• WHAT THE EXERCISE ASKS
In the data below, find every line that has the string "jackson", and copy it.

• SUPPLIED INFORMATION

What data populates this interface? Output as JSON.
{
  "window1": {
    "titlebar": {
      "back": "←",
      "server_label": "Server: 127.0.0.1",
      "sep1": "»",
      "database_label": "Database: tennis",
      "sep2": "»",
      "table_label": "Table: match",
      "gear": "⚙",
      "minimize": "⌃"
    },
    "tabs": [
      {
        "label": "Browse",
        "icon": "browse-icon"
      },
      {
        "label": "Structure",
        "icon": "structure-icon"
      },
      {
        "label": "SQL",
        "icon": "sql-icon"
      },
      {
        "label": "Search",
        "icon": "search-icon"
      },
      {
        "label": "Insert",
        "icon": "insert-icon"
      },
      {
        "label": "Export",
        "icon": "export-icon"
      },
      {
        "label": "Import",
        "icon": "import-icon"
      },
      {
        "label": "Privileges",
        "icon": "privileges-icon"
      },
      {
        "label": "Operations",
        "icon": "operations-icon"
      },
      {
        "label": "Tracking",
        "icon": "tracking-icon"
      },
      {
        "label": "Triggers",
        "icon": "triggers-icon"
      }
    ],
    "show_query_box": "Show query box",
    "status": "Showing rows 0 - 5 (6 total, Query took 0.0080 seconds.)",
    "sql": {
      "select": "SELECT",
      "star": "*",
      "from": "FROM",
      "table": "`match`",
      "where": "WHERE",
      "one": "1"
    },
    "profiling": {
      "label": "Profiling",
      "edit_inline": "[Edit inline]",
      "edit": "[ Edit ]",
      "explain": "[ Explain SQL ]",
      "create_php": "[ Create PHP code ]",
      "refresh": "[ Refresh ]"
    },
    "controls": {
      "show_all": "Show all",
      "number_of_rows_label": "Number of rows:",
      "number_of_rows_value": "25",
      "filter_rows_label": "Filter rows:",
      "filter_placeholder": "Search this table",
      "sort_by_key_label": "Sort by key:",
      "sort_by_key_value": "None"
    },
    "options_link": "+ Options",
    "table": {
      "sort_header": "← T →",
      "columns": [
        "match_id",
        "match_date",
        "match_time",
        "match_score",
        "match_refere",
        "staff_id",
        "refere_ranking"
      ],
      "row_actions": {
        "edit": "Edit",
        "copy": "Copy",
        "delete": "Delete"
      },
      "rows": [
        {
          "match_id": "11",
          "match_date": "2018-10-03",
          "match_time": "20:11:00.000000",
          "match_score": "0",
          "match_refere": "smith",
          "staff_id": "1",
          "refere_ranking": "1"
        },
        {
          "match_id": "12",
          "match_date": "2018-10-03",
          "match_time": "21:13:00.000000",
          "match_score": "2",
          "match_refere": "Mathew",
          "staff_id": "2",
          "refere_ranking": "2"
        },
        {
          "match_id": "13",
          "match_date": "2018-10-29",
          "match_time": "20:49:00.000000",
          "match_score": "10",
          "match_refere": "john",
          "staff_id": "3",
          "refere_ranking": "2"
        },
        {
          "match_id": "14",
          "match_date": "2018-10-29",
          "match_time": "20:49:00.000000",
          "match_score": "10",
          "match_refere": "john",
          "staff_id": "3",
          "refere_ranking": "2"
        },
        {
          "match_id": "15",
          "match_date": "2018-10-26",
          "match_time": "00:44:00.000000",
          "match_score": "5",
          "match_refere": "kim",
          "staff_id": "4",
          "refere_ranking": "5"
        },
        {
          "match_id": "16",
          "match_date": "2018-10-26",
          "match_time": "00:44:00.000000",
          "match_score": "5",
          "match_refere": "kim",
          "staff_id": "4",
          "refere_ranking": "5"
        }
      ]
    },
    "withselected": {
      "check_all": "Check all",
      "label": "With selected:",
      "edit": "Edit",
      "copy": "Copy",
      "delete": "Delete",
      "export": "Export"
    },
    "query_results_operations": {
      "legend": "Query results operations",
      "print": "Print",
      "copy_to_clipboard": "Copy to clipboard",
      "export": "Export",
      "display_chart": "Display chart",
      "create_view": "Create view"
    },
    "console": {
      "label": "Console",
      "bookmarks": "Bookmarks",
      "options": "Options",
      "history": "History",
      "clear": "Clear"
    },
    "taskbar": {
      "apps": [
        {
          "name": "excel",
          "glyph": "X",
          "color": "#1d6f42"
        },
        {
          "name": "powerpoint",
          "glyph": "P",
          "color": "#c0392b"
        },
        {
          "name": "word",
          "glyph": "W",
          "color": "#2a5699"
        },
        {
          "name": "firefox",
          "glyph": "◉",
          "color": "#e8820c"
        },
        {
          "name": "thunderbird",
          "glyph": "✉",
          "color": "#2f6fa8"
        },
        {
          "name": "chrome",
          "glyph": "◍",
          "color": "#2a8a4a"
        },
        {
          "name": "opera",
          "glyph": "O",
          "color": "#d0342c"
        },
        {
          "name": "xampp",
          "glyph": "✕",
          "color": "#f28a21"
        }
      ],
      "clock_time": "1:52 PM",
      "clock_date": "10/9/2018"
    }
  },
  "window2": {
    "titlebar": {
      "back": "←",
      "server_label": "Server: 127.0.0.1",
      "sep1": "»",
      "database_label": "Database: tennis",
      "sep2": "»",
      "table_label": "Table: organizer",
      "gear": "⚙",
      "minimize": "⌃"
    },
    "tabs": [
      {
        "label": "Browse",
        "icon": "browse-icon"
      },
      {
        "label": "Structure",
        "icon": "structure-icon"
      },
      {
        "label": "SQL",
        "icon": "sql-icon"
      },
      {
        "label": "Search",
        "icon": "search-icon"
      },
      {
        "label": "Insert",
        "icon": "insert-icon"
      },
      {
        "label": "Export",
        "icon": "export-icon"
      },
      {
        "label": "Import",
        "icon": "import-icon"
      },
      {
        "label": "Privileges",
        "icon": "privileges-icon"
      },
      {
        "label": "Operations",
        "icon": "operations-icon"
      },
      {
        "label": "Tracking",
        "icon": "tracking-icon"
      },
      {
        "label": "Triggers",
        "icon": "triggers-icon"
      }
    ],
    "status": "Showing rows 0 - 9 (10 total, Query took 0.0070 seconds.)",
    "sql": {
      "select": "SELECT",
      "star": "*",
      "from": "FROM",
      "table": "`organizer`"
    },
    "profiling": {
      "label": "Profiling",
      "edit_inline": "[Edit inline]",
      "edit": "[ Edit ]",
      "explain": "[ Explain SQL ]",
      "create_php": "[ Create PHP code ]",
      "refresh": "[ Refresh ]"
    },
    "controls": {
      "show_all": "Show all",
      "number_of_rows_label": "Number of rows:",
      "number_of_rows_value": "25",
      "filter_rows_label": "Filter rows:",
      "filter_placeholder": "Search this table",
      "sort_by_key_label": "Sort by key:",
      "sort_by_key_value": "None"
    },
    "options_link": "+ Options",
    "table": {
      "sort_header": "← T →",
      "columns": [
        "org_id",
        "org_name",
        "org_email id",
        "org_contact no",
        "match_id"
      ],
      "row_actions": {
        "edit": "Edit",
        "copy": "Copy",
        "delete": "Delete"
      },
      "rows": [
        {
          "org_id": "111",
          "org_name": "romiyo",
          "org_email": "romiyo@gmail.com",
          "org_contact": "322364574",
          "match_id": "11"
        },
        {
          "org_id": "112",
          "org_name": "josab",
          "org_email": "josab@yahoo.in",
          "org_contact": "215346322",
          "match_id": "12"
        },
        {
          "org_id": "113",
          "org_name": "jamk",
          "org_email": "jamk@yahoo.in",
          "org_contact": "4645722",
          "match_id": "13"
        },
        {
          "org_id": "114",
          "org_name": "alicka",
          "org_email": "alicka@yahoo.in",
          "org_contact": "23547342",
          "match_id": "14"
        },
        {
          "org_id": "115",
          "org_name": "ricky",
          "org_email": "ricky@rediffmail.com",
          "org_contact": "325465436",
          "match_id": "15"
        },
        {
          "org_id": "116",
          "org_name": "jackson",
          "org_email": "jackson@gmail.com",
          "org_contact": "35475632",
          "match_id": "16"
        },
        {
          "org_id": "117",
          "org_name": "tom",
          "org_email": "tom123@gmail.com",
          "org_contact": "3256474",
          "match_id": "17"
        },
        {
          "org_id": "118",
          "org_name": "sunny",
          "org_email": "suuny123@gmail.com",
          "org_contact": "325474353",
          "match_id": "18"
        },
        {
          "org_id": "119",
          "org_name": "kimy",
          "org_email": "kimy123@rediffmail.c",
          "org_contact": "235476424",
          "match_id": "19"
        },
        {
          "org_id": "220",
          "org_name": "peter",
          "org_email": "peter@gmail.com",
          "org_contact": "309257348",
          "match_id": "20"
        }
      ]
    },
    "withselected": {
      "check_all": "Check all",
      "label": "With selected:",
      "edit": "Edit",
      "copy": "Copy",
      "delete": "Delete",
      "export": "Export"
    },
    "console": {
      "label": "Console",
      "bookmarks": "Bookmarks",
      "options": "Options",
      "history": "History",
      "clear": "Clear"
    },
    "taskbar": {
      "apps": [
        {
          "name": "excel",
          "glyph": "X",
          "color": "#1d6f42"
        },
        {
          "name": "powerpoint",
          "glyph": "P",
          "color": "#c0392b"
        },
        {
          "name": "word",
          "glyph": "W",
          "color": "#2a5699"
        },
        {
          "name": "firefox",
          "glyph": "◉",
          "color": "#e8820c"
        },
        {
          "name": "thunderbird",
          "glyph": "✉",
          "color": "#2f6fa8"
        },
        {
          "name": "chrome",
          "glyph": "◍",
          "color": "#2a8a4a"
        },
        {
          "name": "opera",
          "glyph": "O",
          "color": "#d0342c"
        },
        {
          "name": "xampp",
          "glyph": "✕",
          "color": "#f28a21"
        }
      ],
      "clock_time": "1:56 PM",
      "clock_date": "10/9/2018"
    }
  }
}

• COMPLETE RESPONSE
          "org_name": "jackson",
          "org_email": "jackson@gmail.com",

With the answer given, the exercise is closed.